[Extracted data entries]

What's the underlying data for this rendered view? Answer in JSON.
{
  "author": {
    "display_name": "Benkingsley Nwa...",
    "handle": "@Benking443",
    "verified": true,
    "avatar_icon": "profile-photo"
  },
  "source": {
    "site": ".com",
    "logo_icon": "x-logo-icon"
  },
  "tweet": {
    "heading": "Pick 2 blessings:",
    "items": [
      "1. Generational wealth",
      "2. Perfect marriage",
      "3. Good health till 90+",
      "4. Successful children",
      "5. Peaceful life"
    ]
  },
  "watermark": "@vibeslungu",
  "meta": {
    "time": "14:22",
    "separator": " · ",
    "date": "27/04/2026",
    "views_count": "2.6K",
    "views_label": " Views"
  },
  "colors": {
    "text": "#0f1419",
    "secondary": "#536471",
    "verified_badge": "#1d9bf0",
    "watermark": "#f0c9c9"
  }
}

Exercise description: Copy out each record from above, exactly.

Output:
What's the underlying data for this rendered view? Answer in JSON.
{
  "author": {
    "display_name": "Benkingsley Nwa...",
    "handle": "@Benking443",
    "verified": true,
    "avatar_icon": "profile-photo"
  },
  "source": {
    "site": ".com",
    "logo_icon": "x-logo-icon"
  },
  "tweet": {
    "heading": "Pick 2 blessings:",
    "items": [
      "1. Generational wealth",
      "2. Perfect marriage",
      "3. Good health till 90+",
      "4. Successful children",
      "5. Peaceful life"
    ]
  },
  "watermark": "@vibeslungu",
  "meta": {
    "time": "14:22",
    "separator": " · ",
    "date": "27/04/2026",
    "views_count": "2.6K",
    "views_label": " Views"
  },
  "colors": {
    "text": "#0f1419",
    "secondary": "#536471",
    "verified_badge": "#1d9bf0",
    "watermark": "#f0c9c9"
  }
}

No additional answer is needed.